INSTRUCCIONES DE TRABAJO ::
A: Sustituye «balanzas fiscales» por «cuentas fiscales» y copia el fragmento del texto sobre las balanzas fiscales desde «Pero no nos» hasta «mercado interior nacional.».
B: Retoma el texto sobre las balanzas fiscales y continúalo a partir de su última frase.
··· TEXTO PROPORCIONADO ···
Pero no nos dejemos llevar por la racionalidad abstracta. Lo que 
verdaderamente está en juego, en este momento, con la discusión sobre las 
balanzas fiscales, es la integridad y la legitimación del Estado democrático en 
España, a la vez que la unidad y la dimensión del mercado interior nacional. 
Para entender esto, basta con tomar en consideración el hecho de que, como 
destacó en su día el profesor De la Fuente, tres cuartas partes de los flujos 
interregionales de ingresos y gastos derivados de la actividad del sector 
público son atribuibles exclusivamente a la redistribución personal de la renta 
—en virtud de la cual hay más equidad y se amortiguan las diferencias entre los 
ricos y los pobres que se derivan del mero funcionamiento del mercado, lo que, a 
su vez, legitima el sistema político y amplia el tamaño del mercado—; otro ocho 
por cien financia la creación de bienes públicos de carácter nacional y la 
regulación de la economía —haciendo que ésta corrija sus fallos de mercado—; y 
sólo queda una sexta parte para los gastos en los que cabe la aplicación de 
criterios discrecionales de reparto territorial.
··· ENTRADAS ···
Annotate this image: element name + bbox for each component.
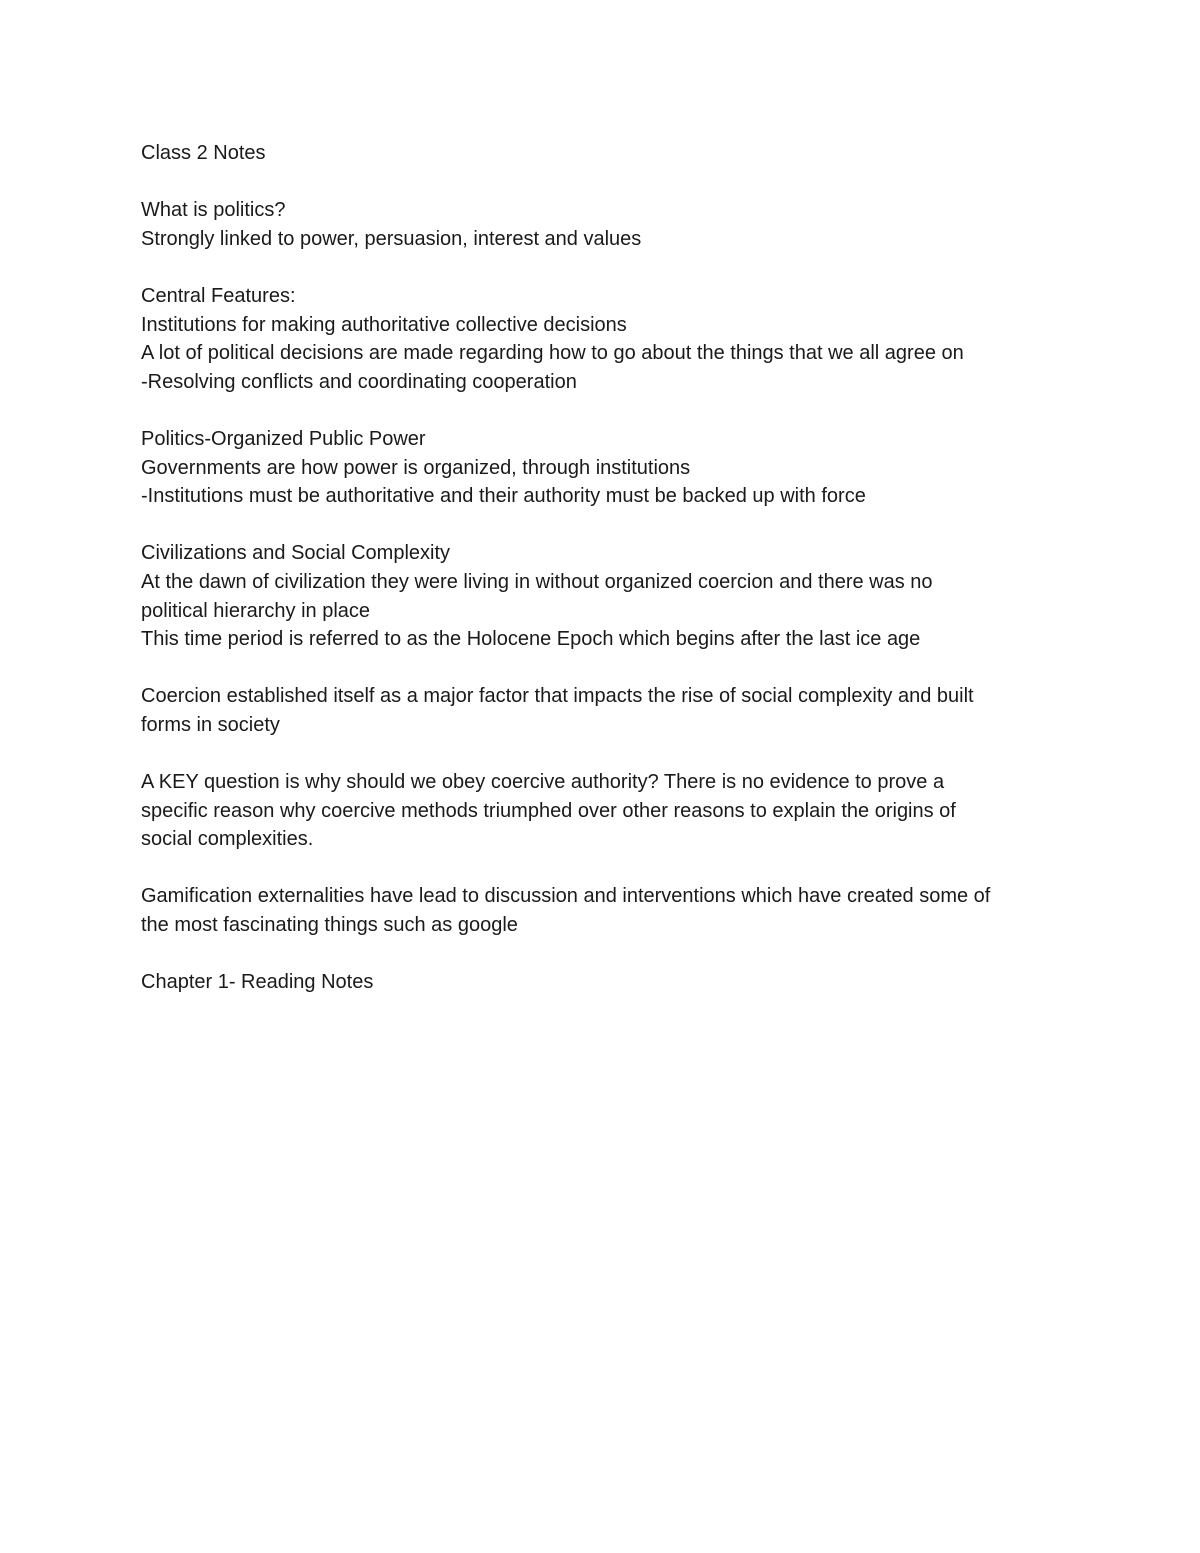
paragraph-spacer [141,511,1071,540]
paragraph-spacer [141,739,1071,768]
note-line: Civilizations and Social Complexity [141,542,451,565]
paragraph-spacer [141,168,1071,197]
document-title: Class 2 Notes [141,142,266,164]
note-line: At the dawn of civilization they were living in without organized coercion and there was no [141,570,933,593]
note-line: political hierarchy in place [141,599,371,622]
note-line: Central Features: [141,284,296,307]
note-line: A KEY question is why should we obey coercive authority? There is no evidence to prove a [141,771,945,794]
note-line: Institutions for making authoritative collective decisions [141,313,627,336]
note-line: the most fascinating things such as google [141,914,518,937]
note-line: Gamification externalities have lead to discussion and interventions which have created some of [141,885,991,908]
note-line: Politics-Organized Public Power [141,427,426,450]
note-line: -Resolving conflicts and coordinating cooperation [141,370,577,393]
note-line: forms in society [141,713,280,736]
note-line: Strongly linked to power, persuasion, interest and values [141,227,642,250]
paragraph-spacer [141,654,1071,683]
section-heading: Chapter 1- Reading Notes [141,971,374,994]
note-line: Governments are how power is organized, through institutions [141,456,691,479]
note-line: -Institutions must be authoritative and their authority must be backed up with force [141,485,866,508]
paragraph-spacer [141,253,1071,282]
paragraph-spacer [141,940,1071,969]
note-line: specific reason why coercive methods triumphed over other reasons to explain the origins of [141,799,956,822]
paragraph-spacer [141,854,1071,883]
note-line: social complexities. [141,828,314,851]
paragraph-spacer [141,396,1071,425]
note-line: What is politics? [141,199,286,222]
note-line: Coercion established itself as a major factor that impacts the rise of social complexity and built [141,685,974,708]
note-line: A lot of political decisions are made regarding how to go about the things that we all agree on [141,342,964,365]
note-line: This time period is referred to as the Holocene Epoch which begins after the last ice age [141,628,921,651]
document-body [141,139,1071,997]
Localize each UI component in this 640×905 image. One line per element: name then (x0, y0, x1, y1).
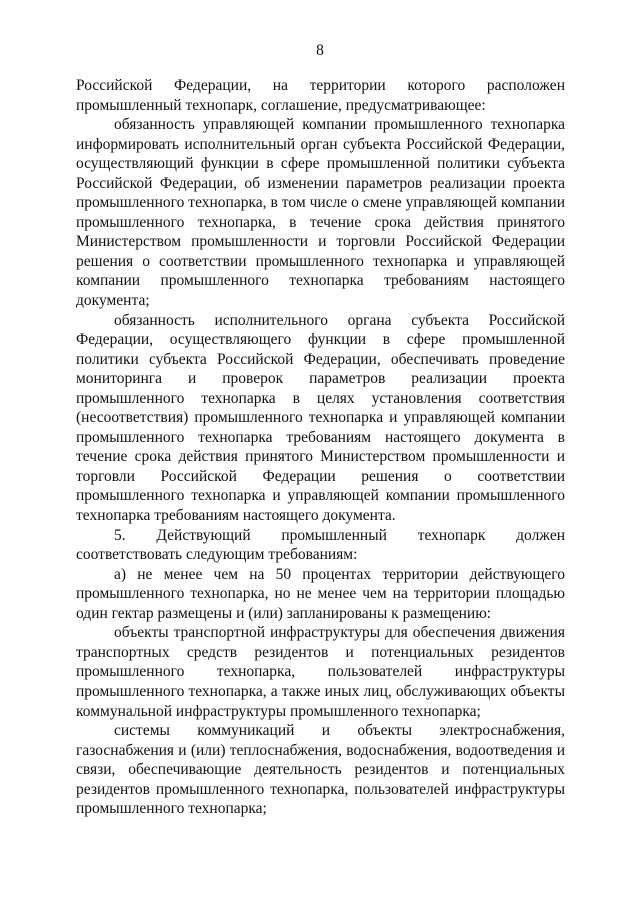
paragraph-transport-infrastructure: объекты транспортной инфраструктуры для обеспечения движения транспортных средств резидентов и потенциальных резидентов промышленного технопарка, пользователей инфраструктуры промышленного технопарка, а также иных лиц, обслуживающих объекты коммунальной инфраструктуры промышленного технопарка; (76, 624, 565, 720)
page-number: 8 (316, 42, 324, 59)
paragraph-section-5: 5. Действующий промышленный технопарк должен соответствовать следующим требованиям: (76, 526, 565, 564)
paragraph-utility-systems: системы коммуникаций и объекты электроснабжения, газоснабжения и (или) теплоснабжения, водоснабжения, водоотведения и связи, обеспечивающие деятельность резидентов и потенциальных резидентов промышленного технопарка, пользователей инфраструктуры промышленного технопарка; (76, 722, 565, 818)
paragraph-management-company-obligation: обязанность управляющей компании промышленного технопарка информировать исполнительный орган субъекта Российской Федерации, осуществляющий функции в сфере промышленной политики субъекта Российской Федерации, об изменении параметров реализации проекта промышленного технопарка, в том числе о смене управляющей компании промышленного технопарка, в течение срока действия принятого Министерством промышленности и торговли Российской Федерации решения о соответствии промышленного технопарка и управляющей компании промышленного технопарка требованиям настоящего документа; (76, 116, 565, 310)
document-body (76, 76, 565, 819)
paragraph-executive-body-obligation: обязанность исполнительного органа субъекта Российской Федерации, осуществляющего функции в сфере промышленной политики субъекта Российской Федерации, обеспечивать проведение мониторинга и проверок параметров реализации проекта промышленного технопарка в целях установления соответствия (несоответствия) промышленного технопарка и управляющей компании промышленного технопарка требованиям настоящего документа в течение срока действия принятого Министерством промышленности и торговли Российской Федерации решения о соответствии промышленного технопарка и управляющей компании промышленного технопарка требованиям настоящего документа. (76, 311, 565, 525)
paragraph-item-a: а) не менее чем на 50 процентах территории действующего промышленного технопарка, но не менее чем на территории площадью один гектар размещены и (или) запланированы к размещению: (76, 565, 565, 622)
paragraph-continuation: Российской Федерации, на территории которого расположен промышленный технопарк, соглашение, предусматривающее: (76, 77, 565, 114)
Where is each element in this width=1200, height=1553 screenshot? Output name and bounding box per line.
···
SOLUCIONES ::
A:
Pero no nos dejemos llevar por la racionalidad abstracta. Lo que 
verdaderamente está en juego, en este momento, con la discusión sobre las 
cuentas fiscales, es la integridad y la legitimación del Estado democrático en 
España, a la vez que la unidad y la dimensión del mercado interior nacional.

B:
En consecuencia, en la 
práctica, el margen de actuación para aliviar supuestos agravios regionales 
—salvo que se quiera hacer más desigual la distribución personal— es demasiado 
estrecho como para satisfacer las aspiraciones nacionalistas. Si éstas, apoyadas 
en una visión simplista de los saldos fiscales, acabaran triunfando en el diseño 
de un nuevo sistema de financiación autonómica y se limitaran los flujos 
interregionales de ingresos y gastos públicos, ese margen puede verse 
sobrepasado. Entonces, el potencial de desarrollo económico de España, y de 
todas sus regiones, se estrechará; y, con él, las rentas de los ciudadanos y su 
nivel de vida. No sería sorprendente, entonces, que se levantaran voces contra 
el sistema que hubiera propiciado ese cambio, afectando así a la legitimidad de 
la democracia. Por ello, sería oportuno que quienes ahora nos gobiernan 
corrigieran el tortuoso rumbo que han emprendido y que nos puede conducir al 
desastre.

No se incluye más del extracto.